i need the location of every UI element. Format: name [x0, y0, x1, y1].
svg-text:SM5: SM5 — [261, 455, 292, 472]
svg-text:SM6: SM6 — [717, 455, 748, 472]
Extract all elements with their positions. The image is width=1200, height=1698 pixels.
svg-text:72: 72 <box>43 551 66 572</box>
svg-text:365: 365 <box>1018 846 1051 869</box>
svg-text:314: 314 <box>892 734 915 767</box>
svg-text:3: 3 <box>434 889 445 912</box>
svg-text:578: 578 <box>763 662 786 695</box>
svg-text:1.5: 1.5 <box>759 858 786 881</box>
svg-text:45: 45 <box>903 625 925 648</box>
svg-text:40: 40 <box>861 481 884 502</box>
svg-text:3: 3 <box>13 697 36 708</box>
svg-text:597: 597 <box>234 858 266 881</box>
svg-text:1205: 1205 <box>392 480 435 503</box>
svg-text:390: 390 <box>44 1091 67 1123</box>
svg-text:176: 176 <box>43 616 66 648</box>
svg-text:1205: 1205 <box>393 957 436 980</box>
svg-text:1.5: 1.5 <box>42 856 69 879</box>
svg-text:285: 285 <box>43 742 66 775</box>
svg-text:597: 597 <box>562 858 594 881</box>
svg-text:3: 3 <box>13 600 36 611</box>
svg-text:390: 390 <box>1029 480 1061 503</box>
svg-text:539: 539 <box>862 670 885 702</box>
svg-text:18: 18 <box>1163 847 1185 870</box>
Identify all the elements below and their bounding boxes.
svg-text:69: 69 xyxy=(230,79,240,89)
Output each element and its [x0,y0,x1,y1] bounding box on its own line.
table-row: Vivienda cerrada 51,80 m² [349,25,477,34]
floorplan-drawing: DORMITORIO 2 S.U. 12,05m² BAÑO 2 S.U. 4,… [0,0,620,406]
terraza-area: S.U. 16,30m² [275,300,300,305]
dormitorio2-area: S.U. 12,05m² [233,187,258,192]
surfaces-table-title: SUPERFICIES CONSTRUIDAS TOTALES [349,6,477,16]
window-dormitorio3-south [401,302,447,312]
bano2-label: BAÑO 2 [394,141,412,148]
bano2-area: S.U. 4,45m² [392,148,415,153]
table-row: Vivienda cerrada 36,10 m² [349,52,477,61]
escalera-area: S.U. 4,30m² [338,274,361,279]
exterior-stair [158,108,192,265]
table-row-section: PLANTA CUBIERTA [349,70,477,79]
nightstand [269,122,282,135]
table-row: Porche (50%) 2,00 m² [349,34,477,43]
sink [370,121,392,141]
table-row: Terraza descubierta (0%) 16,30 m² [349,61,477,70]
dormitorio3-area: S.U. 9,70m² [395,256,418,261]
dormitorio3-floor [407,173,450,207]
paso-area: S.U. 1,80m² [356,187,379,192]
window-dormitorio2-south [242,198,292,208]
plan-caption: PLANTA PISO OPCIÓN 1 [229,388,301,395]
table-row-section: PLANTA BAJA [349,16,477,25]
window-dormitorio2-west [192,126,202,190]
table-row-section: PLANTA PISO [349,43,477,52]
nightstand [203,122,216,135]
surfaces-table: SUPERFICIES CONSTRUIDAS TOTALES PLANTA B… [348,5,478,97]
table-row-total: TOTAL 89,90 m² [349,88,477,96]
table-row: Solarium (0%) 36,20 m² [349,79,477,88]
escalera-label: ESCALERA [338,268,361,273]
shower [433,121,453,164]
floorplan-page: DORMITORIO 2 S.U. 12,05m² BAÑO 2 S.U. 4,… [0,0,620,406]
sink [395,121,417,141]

• _Requirement_
Starting with the first line of the entries and going on through the line with "svg-text:578: 578 <box>763 662 786 695</box>" (both included), output those lines as a Markdown table with two columns, Row and Entry line, leaving out any blank lines.

• _Problem solution_
| Row | Entry line |
|---|---|
| 1 | i need the location of every UI element. Format: name [x0, y0, x1, y1]. |
| 2 | svg-text:SM5: SM5 — [261, 455, 292, 472] |
| 3 | svg-text:SM6: SM6 — [717, 455, 748, 472] |
| 4 | Extract all elements with their positions. The image is width=1200, height=1698 pixels. |
| 5 | svg-text:72: 72 <box>43 551 66 572</box> |
| 6 | svg-text:365: 365 <box>1018 846 1051 869</box> |
| 7 | svg-text:314: 314 <box>892 734 915 767</box> |
| 8 | svg-text:3: 3 <box>434 889 445 912</box> |
| 9 | svg-text:578: 578 <box>763 662 786 695</box> |